◆ **Requirements**:
Without including the pictures, copy out every line below.

Dataset records on visual material:
===============

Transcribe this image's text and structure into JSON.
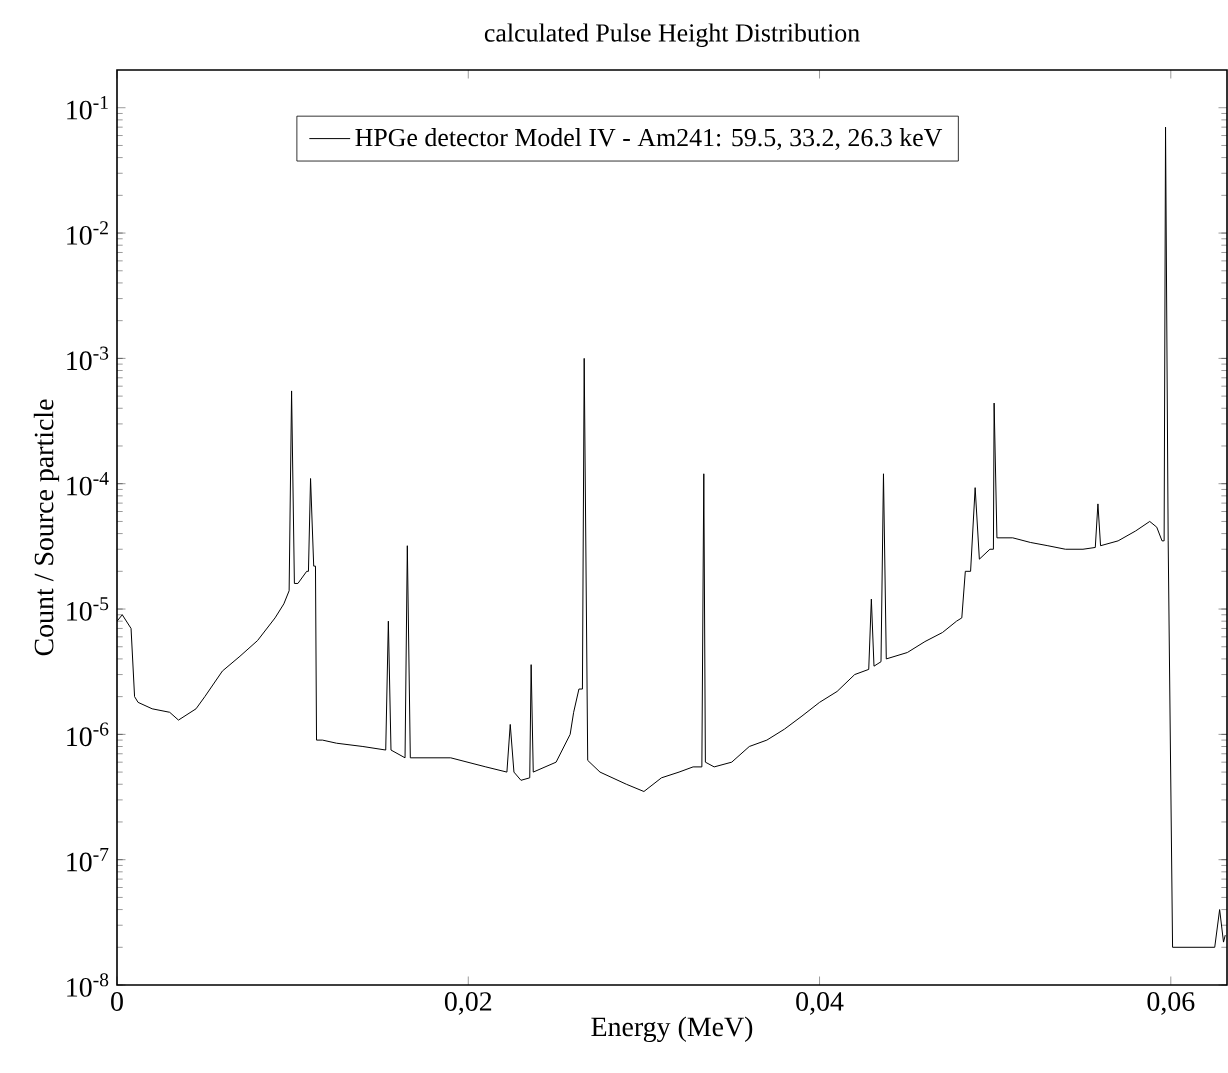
{
  "chart_data": {
    "type": "line",
    "title": "calculated Pulse Height Distribution",
    "xlabel": "Energy (MeV)",
    "ylabel": "Count / Source particle",
    "xlim": [
      0,
      0.0632
    ],
    "ylim": [
      1e-08,
      0.2
    ],
    "log": "y",
    "grid": false,
    "legend": "top",
    "marker": "none",
    "line_style": "solid",
    "xticks": [
      0,
      {
        "value": 0.02,
        "label": "0,02"
      },
      {
        "value": 0.04,
        "label": "0,04"
      },
      {
        "value": 0.06,
        "label": "0,06"
      }
    ],
    "yticks": [
      {
        "value": 1e-08,
        "label": "10$^{-8}$"
      },
      {
        "value": 1e-07,
        "label": "10$^{-7}$"
      },
      {
        "value": 1e-06,
        "label": "10$^{-6}$"
      },
      {
        "value": 1e-05,
        "label": "10$^{-5}$"
      },
      {
        "value": 0.0001,
        "label": "10$^{-4}$"
      },
      {
        "value": 0.001,
        "label": "10$^{-3}$"
      },
      {
        "value": 0.01,
        "label": "10$^{-2}$"
      },
      {
        "value": 0.1,
        "label": "10$^{-1}$"
      }
    ],
    "series": [
      {
        "name": "HPGe detector Model IV - Am241: 59.5, 33.2, 26.3 keV",
        "color": "#000000",
        "x": [
          0,
          0.0003,
          0.0008,
          0.001,
          0.0012,
          0.002,
          0.003,
          0.0035,
          0.0045,
          0.005,
          0.006,
          0.007,
          0.008,
          0.009,
          0.0095,
          0.0098,
          0.00994,
          0.0101,
          0.0103,
          0.0108,
          0.0109,
          0.01102,
          0.0112,
          0.0113,
          0.01136,
          0.0117,
          0.0125,
          0.014,
          0.0153,
          0.01545,
          0.0156,
          0.0164,
          0.01653,
          0.0167,
          0.019,
          0.021,
          0.0222,
          0.02239,
          0.0226,
          0.023,
          0.0235,
          0.02358,
          0.0237,
          0.025,
          0.0258,
          0.026,
          0.0263,
          0.0265,
          0.0266,
          0.0268,
          0.0275,
          0.029,
          0.03,
          0.031,
          0.032,
          0.0328,
          0.0333,
          0.03341,
          0.0335,
          0.034,
          0.035,
          0.036,
          0.037,
          0.038,
          0.039,
          0.04,
          0.041,
          0.042,
          0.0428,
          0.04295,
          0.0431,
          0.0435,
          0.04364,
          0.0438,
          0.045,
          0.046,
          0.047,
          0.0478,
          0.0481,
          0.0483,
          0.0486,
          0.04886,
          0.0491,
          0.0497,
          0.0499,
          0.04994,
          0.0501,
          0.051,
          0.052,
          0.053,
          0.054,
          0.055,
          0.0557,
          0.05585,
          0.056,
          0.057,
          0.058,
          0.0588,
          0.0592,
          0.0595,
          0.05962,
          0.0597,
          0.05985,
          0.0601,
          0.0603,
          0.0625,
          0.06278,
          0.063,
          0.0631
        ],
        "values": [
          8e-06,
          9e-06,
          7e-06,
          2e-06,
          1.8e-06,
          1.6e-06,
          1.5e-06,
          1.3e-06,
          1.6e-06,
          2e-06,
          3.2e-06,
          4.2e-06,
          5.6e-06,
          8.5e-06,
          1.1e-05,
          1.4e-05,
          0.00055,
          1.6e-05,
          1.6e-05,
          2e-05,
          2e-05,
          0.00011,
          2.2e-05,
          2.2e-05,
          9e-07,
          9e-07,
          8.5e-07,
          8e-07,
          7.5e-07,
          8e-06,
          7.5e-07,
          6.5e-07,
          3.2e-05,
          6.5e-07,
          6.5e-07,
          5.5e-07,
          5e-07,
          1.2e-06,
          5e-07,
          4.3e-07,
          4.5e-07,
          3.6e-06,
          5e-07,
          6e-07,
          1e-06,
          1.5e-06,
          2.3e-06,
          2.3e-06,
          0.001,
          6.2e-07,
          5e-07,
          4e-07,
          3.5e-07,
          4.5e-07,
          5e-07,
          5.5e-07,
          5.5e-07,
          0.00012,
          6e-07,
          5.5e-07,
          6e-07,
          8e-07,
          9e-07,
          1.1e-06,
          1.4e-06,
          1.8e-06,
          2.2e-06,
          3e-06,
          3.3e-06,
          1.2e-05,
          3.5e-06,
          3.8e-06,
          0.00012,
          4e-06,
          4.5e-06,
          5.5e-06,
          6.5e-06,
          8e-06,
          8.5e-06,
          2e-05,
          2e-05,
          9.3e-05,
          2.5e-05,
          3e-05,
          3e-05,
          0.00044,
          3.7e-05,
          3.7e-05,
          3.4e-05,
          3.2e-05,
          3e-05,
          3e-05,
          3.1e-05,
          6.9e-05,
          3.2e-05,
          3.5e-05,
          4.2e-05,
          5e-05,
          4.5e-05,
          3.5e-05,
          3.5e-05,
          0.07,
          3.5e-05,
          2e-08,
          2e-08,
          2e-08,
          4e-08,
          2.2e-08,
          2.5e-08
        ]
      }
    ]
  }
}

===============

◆ **Problem solution**:
Transcribe this image's text and structure into JSON.
{
  "chart_data": {
    "type": "line",
    "title": "calculated Pulse Height Distribution",
    "xlabel": "Energy (MeV)",
    "ylabel": "Count / Source particle",
    "xlim": [
      0,
      0.0632
    ],
    "ylim": [
      1e-08,
      0.2
    ],
    "log": "y",
    "grid": false,
    "legend": "top",
    "marker": "none",
    "line_style": "solid",
    "xticks": [
      0,
      {
        "value": 0.02,
        "label": "0,02"
      },
      {
        "value": 0.04,
        "label": "0,04"
      },
      {
        "value": 0.06,
        "label": "0,06"
      }
    ],
    "yticks": [
      {
        "value": 1e-08,
        "label": "10$^{-8}$"
      },
      {
        "value": 1e-07,
        "label": "10$^{-7}$"
      },
      {
        "value": 1e-06,
        "label": "10$^{-6}$"
      },
      {
        "value": 1e-05,
        "label": "10$^{-5}$"
      },
      {
        "value": 0.0001,
        "label": "10$^{-4}$"
      },
      {
        "value": 0.001,
        "label": "10$^{-3}$"
      },
      {
        "value": 0.01,
        "label": "10$^{-2}$"
      },
      {
        "value": 0.1,
        "label": "10$^{-1}$"
      }
    ],
    "series": [
      {
        "name": "HPGe detector Model IV - Am241: 59.5, 33.2, 26.3 keV",
        "color": "#000000",
        "x": [
          0,
          0.0003,
          0.0008,
          0.001,
          0.0012,
          0.002,
          0.003,
          0.0035,
          0.0045,
          0.005,
          0.006,
          0.007,
          0.008,
          0.009,
          0.0095,
          0.0098,
          0.00994,
          0.0101,
          0.0103,
          0.0108,
          0.0109,
          0.01102,
          0.0112,
          0.0113,
          0.01136,
          0.0117,
          0.0125,
          0.014,
          0.0153,
          0.01545,
          0.0156,
          0.0164,
          0.01653,
          0.0167,
          0.019,
          0.021,
          0.0222,
          0.02239,
          0.0226,
          0.023,
          0.0235,
          0.02358,
          0.0237,
          0.025,
          0.0258,
          0.026,
          0.0263,
          0.0265,
          0.0266,
          0.0268,
          0.0275,
          0.029,
          0.03,
          0.031,
          0.032,
          0.0328,
          0.0333,
          0.03341,
          0.0335,
          0.034,
          0.035,
          0.036,
          0.037,
          0.038,
          0.039,
          0.04,
          0.041,
          0.042,
          0.0428,
          0.04295,
          0.0431,
          0.0435,
          0.04364,
          0.0438,
          0.045,
          0.046,
          0.047,
          0.0478,
          0.0481,
          0.0483,
          0.0486,
          0.04886,
          0.0491,
          0.0497,
          0.0499,
          0.04994,
          0.0501,
          0.051,
          0.052,
          0.053,
          0.054,
          0.055,
          0.0557,
          0.05585,
          0.056,
          0.057,
          0.058,
          0.0588,
          0.0592,
          0.0595,
          0.05962,
          0.0597,
          0.05985,
          0.0601,
          0.0603,
          0.0625,
          0.06278,
          0.063,
          0.0631
        ],
        "values": [
          8e-06,
          9e-06,
          7e-06,
          2e-06,
          1.8e-06,
          1.6e-06,
          1.5e-06,
          1.3e-06,
          1.6e-06,
          2e-06,
          3.2e-06,
          4.2e-06,
          5.6e-06,
          8.5e-06,
          1.1e-05,
          1.4e-05,
          0.00055,
          1.6e-05,
          1.6e-05,
          2e-05,
          2e-05,
          0.00011,
          2.2e-05,
          2.2e-05,
          9e-07,
          9e-07,
          8.5e-07,
          8e-07,
          7.5e-07,
          8e-06,
          7.5e-07,
          6.5e-07,
          3.2e-05,
          6.5e-07,
          6.5e-07,
          5.5e-07,
          5e-07,
          1.2e-06,
          5e-07,
          4.3e-07,
          4.5e-07,
          3.6e-06,
          5e-07,
          6e-07,
          1e-06,
          1.5e-06,
          2.3e-06,
          2.3e-06,
          0.001,
          6.2e-07,
          5e-07,
          4e-07,
          3.5e-07,
          4.5e-07,
          5e-07,
          5.5e-07,
          5.5e-07,
          0.00012,
          6e-07,
          5.5e-07,
          6e-07,
          8e-07,
          9e-07,
          1.1e-06,
          1.4e-06,
          1.8e-06,
          2.2e-06,
          3e-06,
          3.3e-06,
          1.2e-05,
          3.5e-06,
          3.8e-06,
          0.00012,
          4e-06,
          4.5e-06,
          5.5e-06,
          6.5e-06,
          8e-06,
          8.5e-06,
          2e-05,
          2e-05,
          9.3e-05,
          2.5e-05,
          3e-05,
          3e-05,
          0.00044,
          3.7e-05,
          3.7e-05,
          3.4e-05,
          3.2e-05,
          3e-05,
          3e-05,
          3.1e-05,
          6.9e-05,
          3.2e-05,
          3.5e-05,
          4.2e-05,
          5e-05,
          4.5e-05,
          3.5e-05,
          3.5e-05,
          0.07,
          3.5e-05,
          2e-08,
          2e-08,
          2e-08,
          4e-08,
          2.2e-08,
          2.5e-08
        ]
      }
    ]
  }
}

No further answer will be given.